Required work:
Find the string "anzeigen" in the data, then copy every line where it is found.
** start Information provided **
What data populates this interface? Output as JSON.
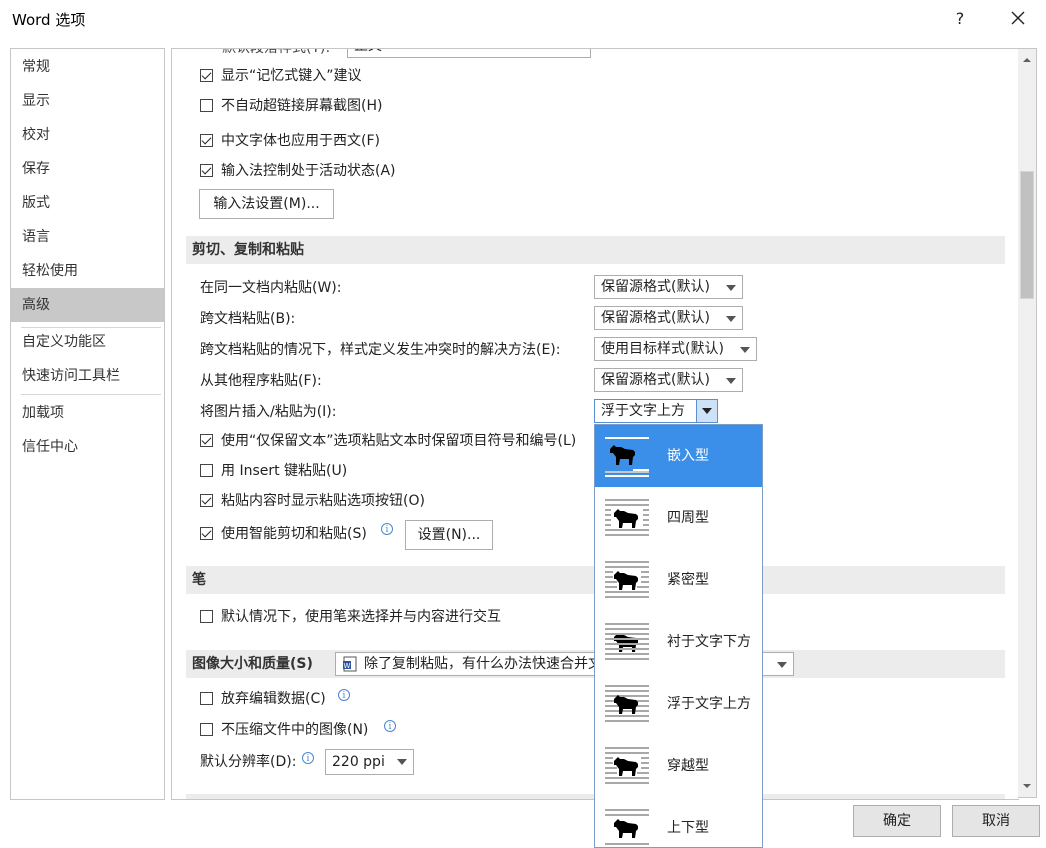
{
  "window": {
    "title": "Word 选项",
    "help": "?"
  },
  "sidebar": {
    "items": [
      {
        "label": "常规"
      },
      {
        "label": "显示"
      },
      {
        "label": "校对"
      },
      {
        "label": "保存"
      },
      {
        "label": "版式"
      },
      {
        "label": "语言"
      },
      {
        "label": "轻松使用"
      },
      {
        "label": "高级"
      },
      {
        "label": "自定义功能区"
      },
      {
        "label": "快速访问工具栏"
      },
      {
        "label": "加载项"
      },
      {
        "label": "信任中心"
      }
    ],
    "selected": "高级"
  },
  "editing": {
    "top_partial_label": "默认段落样式(Y):",
    "top_partial_value": "正文",
    "show_autocomplete": {
      "label": "显示“记忆式键入”建议",
      "checked": true
    },
    "no_hyperlink_screenshot": {
      "label": "不自动超链接屏幕截图(H)",
      "checked": false
    },
    "chinese_font_western": {
      "label": "中文字体也应用于西文(F)",
      "checked": true
    },
    "ime_control": {
      "label": "输入法控制处于活动状态(A)",
      "checked": true
    },
    "ime_settings_button": "输入法设置(M)..."
  },
  "cut_copy_paste": {
    "header": "剪切、复制和粘贴",
    "rows": [
      {
        "label": "在同一文档内粘贴(W):",
        "value": "保留源格式(默认)"
      },
      {
        "label": "跨文档粘贴(B):",
        "value": "保留源格式(默认)"
      },
      {
        "label": "跨文档粘贴的情况下，样式定义发生冲突时的解决方法(E):",
        "value": "使用目标样式(默认)"
      },
      {
        "label": "从其他程序粘贴(F):",
        "value": "保留源格式(默认)"
      },
      {
        "label": "将图片插入/粘贴为(I):",
        "value": "浮于文字上方"
      }
    ],
    "keep_bullets": {
      "label": "使用“仅保留文本”选项粘贴文本时保留项目符号和编号(L)",
      "checked": true
    },
    "insert_key": {
      "label": "用 Insert 键粘贴(U)",
      "checked": false
    },
    "show_paste_options": {
      "label": "粘贴内容时显示粘贴选项按钮(O)",
      "checked": true
    },
    "smart_cut": {
      "label": "使用智能剪切和粘贴(S)",
      "checked": true
    },
    "settings_button": "设置(N)..."
  },
  "pen": {
    "header": "笔",
    "use_pen": {
      "label": "默认情况下，使用笔来选择并与内容进行交互",
      "checked": false
    }
  },
  "image_quality": {
    "header": "图像大小和质量(S)",
    "document_value": "除了复制粘贴，有什么办法快速合并文档",
    "discard_edit": {
      "label": "放弃编辑数据(C)",
      "checked": false
    },
    "no_compress": {
      "label": "不压缩文件中的图像(N)",
      "checked": false
    },
    "resolution_label": "默认分辨率(D):",
    "resolution_value": "220 ppi"
  },
  "wrap_popup": {
    "options": [
      {
        "label": "嵌入型",
        "icon": "inline-wrap-icon"
      },
      {
        "label": "四周型",
        "icon": "square-wrap-icon"
      },
      {
        "label": "紧密型",
        "icon": "tight-wrap-icon"
      },
      {
        "label": "衬于文字下方",
        "icon": "behind-text-icon"
      },
      {
        "label": "浮于文字上方",
        "icon": "in-front-text-icon"
      },
      {
        "label": "穿越型",
        "icon": "through-wrap-icon"
      },
      {
        "label": "上下型",
        "icon": "top-bottom-wrap-icon"
      }
    ],
    "highlighted": "嵌入型"
  },
  "footer": {
    "ok": "确定",
    "cancel": "取消"
  },
  "colors": {
    "accent": "#3c8fe8",
    "sidebar_selected": "#c8c8c8",
    "header_bg": "#ececec"
  }
}
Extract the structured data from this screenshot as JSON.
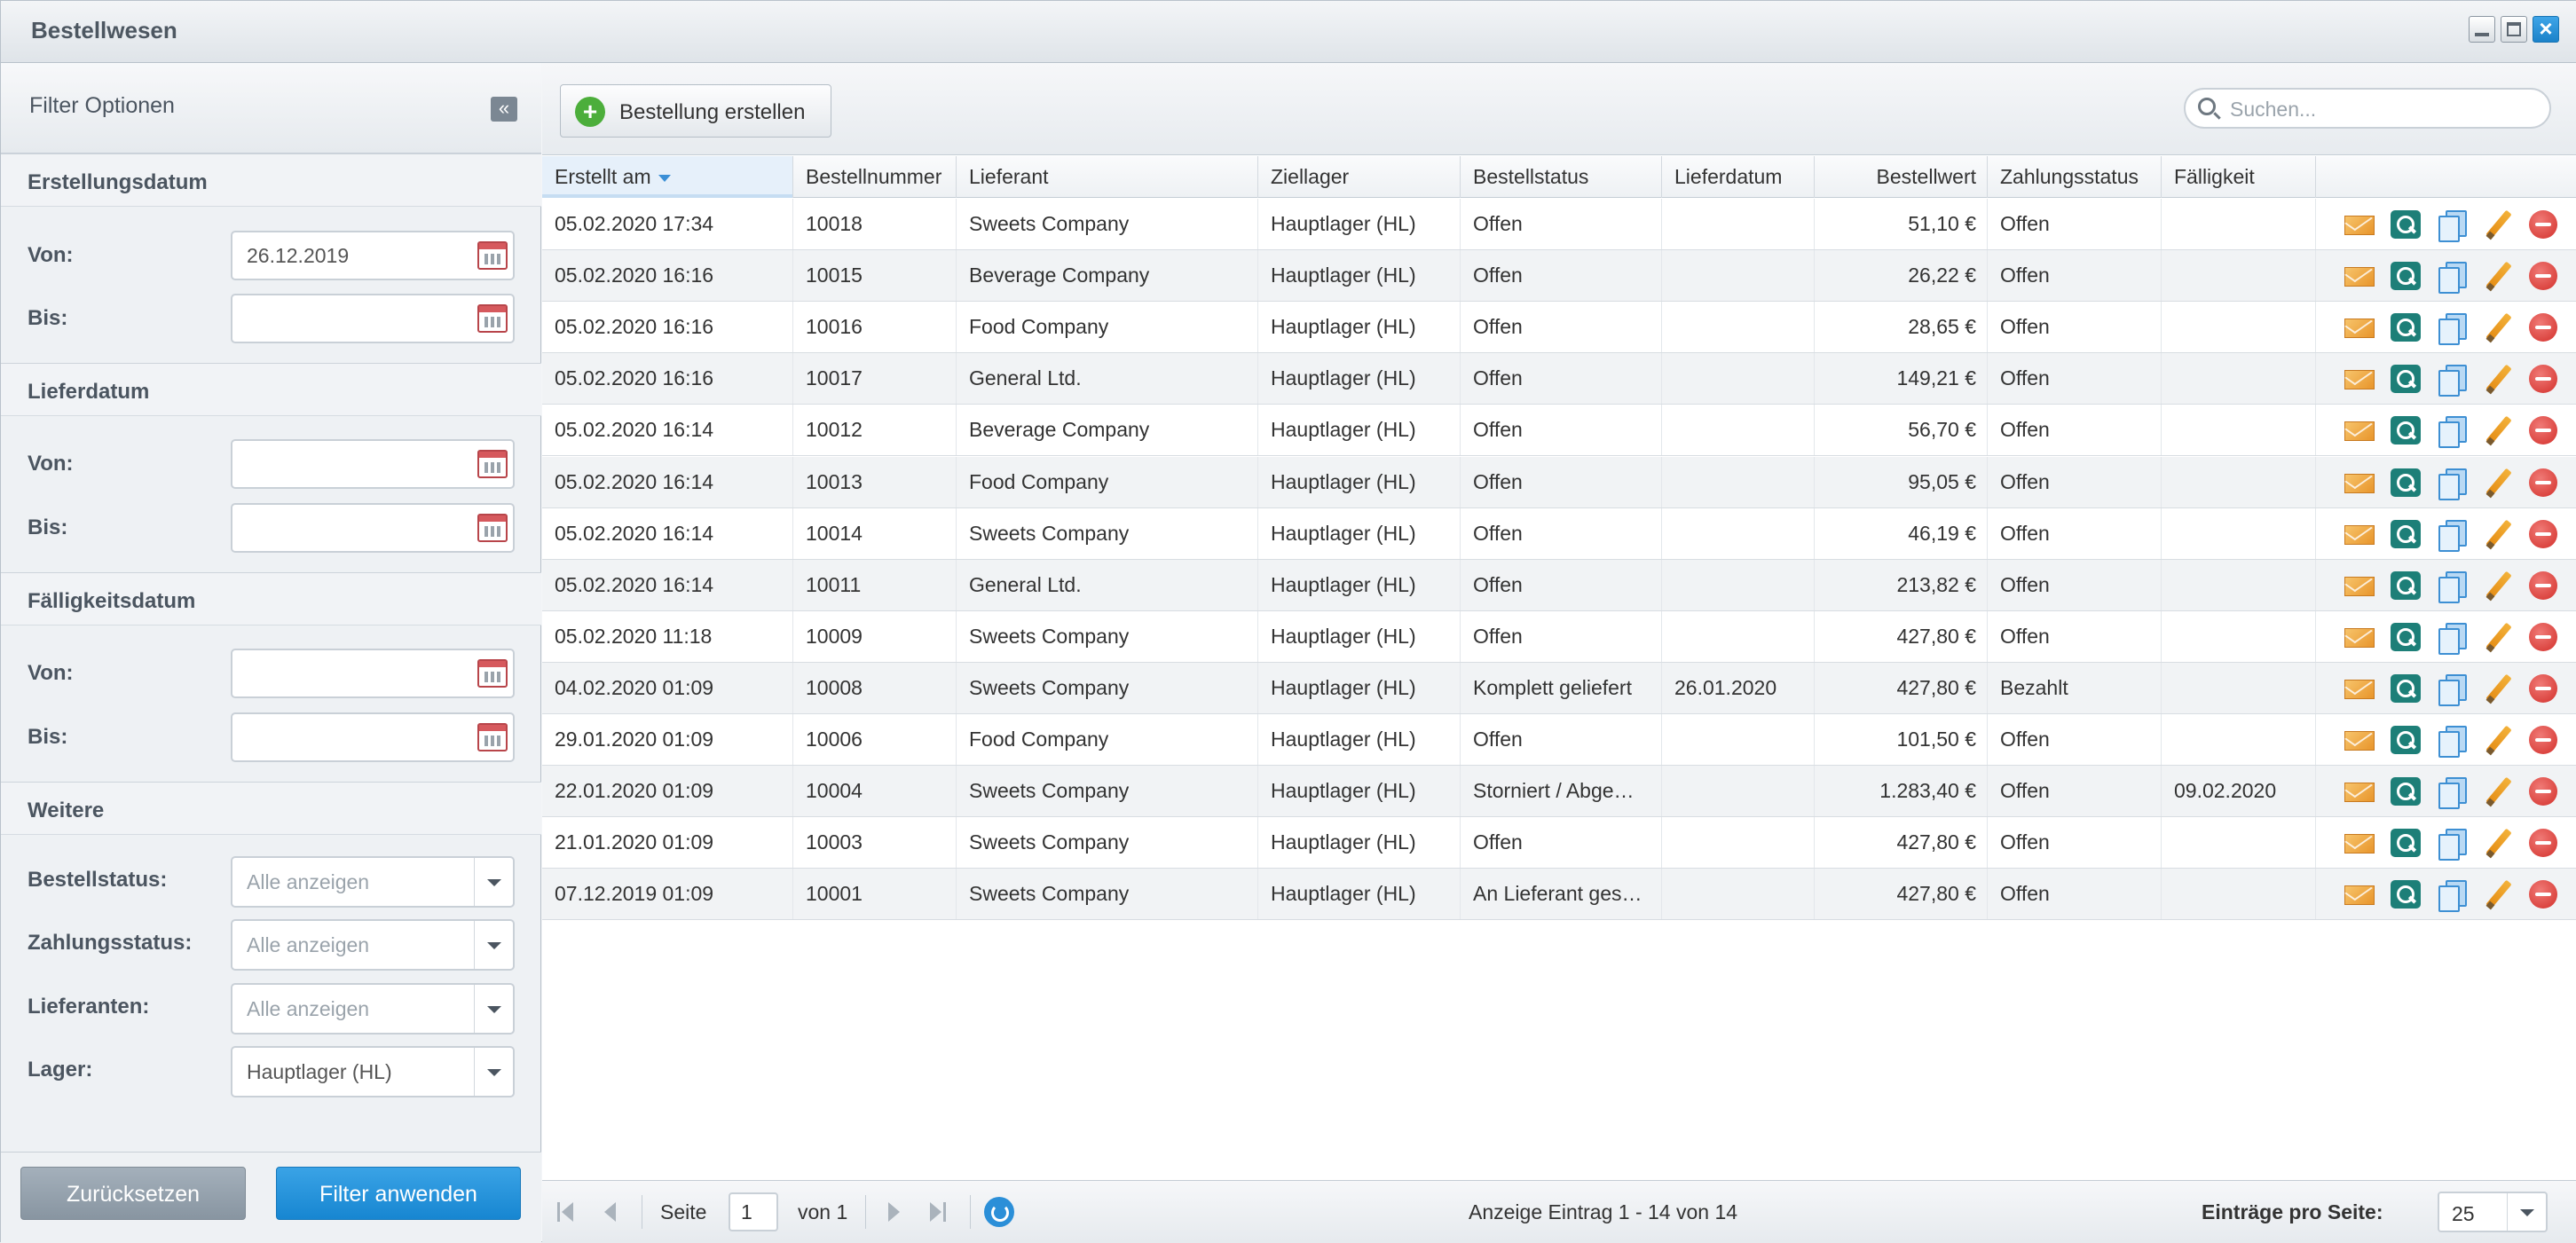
{
  "window": {
    "title": "Bestellwesen"
  },
  "sidebar": {
    "title": "Filter Optionen",
    "sections": {
      "erstellung": {
        "title": "Erstellungsdatum",
        "von_label": "Von:",
        "von_value": "26.12.2019",
        "bis_label": "Bis:",
        "bis_value": ""
      },
      "liefer": {
        "title": "Lieferdatum",
        "von_label": "Von:",
        "von_value": "",
        "bis_label": "Bis:",
        "bis_value": ""
      },
      "faellig": {
        "title": "Fälligkeitsdatum",
        "von_label": "Von:",
        "von_value": "",
        "bis_label": "Bis:",
        "bis_value": ""
      },
      "weitere": {
        "title": "Weitere",
        "bestellstatus_label": "Bestellstatus:",
        "bestellstatus_value": "Alle anzeigen",
        "zahlungsstatus_label": "Zahlungsstatus:",
        "zahlungsstatus_value": "Alle anzeigen",
        "lieferanten_label": "Lieferanten:",
        "lieferanten_value": "Alle anzeigen",
        "lager_label": "Lager:",
        "lager_value": "Hauptlager (HL)"
      }
    },
    "reset_label": "Zurücksetzen",
    "apply_label": "Filter anwenden"
  },
  "toolbar": {
    "create_label": "Bestellung erstellen",
    "search_placeholder": "Suchen..."
  },
  "columns": [
    "Erstellt am",
    "Bestellnummer",
    "Lieferant",
    "Ziellager",
    "Bestellstatus",
    "Lieferdatum",
    "Bestellwert",
    "Zahlungsstatus",
    "Fälligkeit"
  ],
  "rows": [
    [
      "05.02.2020 17:34",
      "10018",
      "Sweets Company",
      "Hauptlager (HL)",
      "Offen",
      "",
      "51,10 €",
      "Offen",
      ""
    ],
    [
      "05.02.2020 16:16",
      "10015",
      "Beverage Company",
      "Hauptlager (HL)",
      "Offen",
      "",
      "26,22 €",
      "Offen",
      ""
    ],
    [
      "05.02.2020 16:16",
      "10016",
      "Food Company",
      "Hauptlager (HL)",
      "Offen",
      "",
      "28,65 €",
      "Offen",
      ""
    ],
    [
      "05.02.2020 16:16",
      "10017",
      "General Ltd.",
      "Hauptlager (HL)",
      "Offen",
      "",
      "149,21 €",
      "Offen",
      ""
    ],
    [
      "05.02.2020 16:14",
      "10012",
      "Beverage Company",
      "Hauptlager (HL)",
      "Offen",
      "",
      "56,70 €",
      "Offen",
      ""
    ],
    [
      "05.02.2020 16:14",
      "10013",
      "Food Company",
      "Hauptlager (HL)",
      "Offen",
      "",
      "95,05 €",
      "Offen",
      ""
    ],
    [
      "05.02.2020 16:14",
      "10014",
      "Sweets Company",
      "Hauptlager (HL)",
      "Offen",
      "",
      "46,19 €",
      "Offen",
      ""
    ],
    [
      "05.02.2020 16:14",
      "10011",
      "General Ltd.",
      "Hauptlager (HL)",
      "Offen",
      "",
      "213,82 €",
      "Offen",
      ""
    ],
    [
      "05.02.2020 11:18",
      "10009",
      "Sweets Company",
      "Hauptlager (HL)",
      "Offen",
      "",
      "427,80 €",
      "Offen",
      ""
    ],
    [
      "04.02.2020 01:09",
      "10008",
      "Sweets Company",
      "Hauptlager (HL)",
      "Komplett geliefert",
      "26.01.2020",
      "427,80 €",
      "Bezahlt",
      ""
    ],
    [
      "29.01.2020 01:09",
      "10006",
      "Food Company",
      "Hauptlager (HL)",
      "Offen",
      "",
      "101,50 €",
      "Offen",
      ""
    ],
    [
      "22.01.2020 01:09",
      "10004",
      "Sweets Company",
      "Hauptlager (HL)",
      "Storniert / Abge…",
      "",
      "1.283,40 €",
      "Offen",
      "09.02.2020"
    ],
    [
      "21.01.2020 01:09",
      "10003",
      "Sweets Company",
      "Hauptlager (HL)",
      "Offen",
      "",
      "427,80 €",
      "Offen",
      ""
    ],
    [
      "07.12.2019 01:09",
      "10001",
      "Sweets Company",
      "Hauptlager (HL)",
      "An Lieferant ges…",
      "",
      "427,80 €",
      "Offen",
      ""
    ]
  ],
  "pager": {
    "page_label": "Seite",
    "page_value": "1",
    "of_label": "von 1",
    "info": "Anzeige Eintrag 1 - 14 von 14",
    "per_page_label": "Einträge pro Seite:",
    "per_page_value": "25"
  }
}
** end Information provided **
Right answer:
        "bestellstatus_value": "Alle anzeigen",
        "zahlungsstatus_value": "Alle anzeigen",
        "lieferanten_value": "Alle anzeigen",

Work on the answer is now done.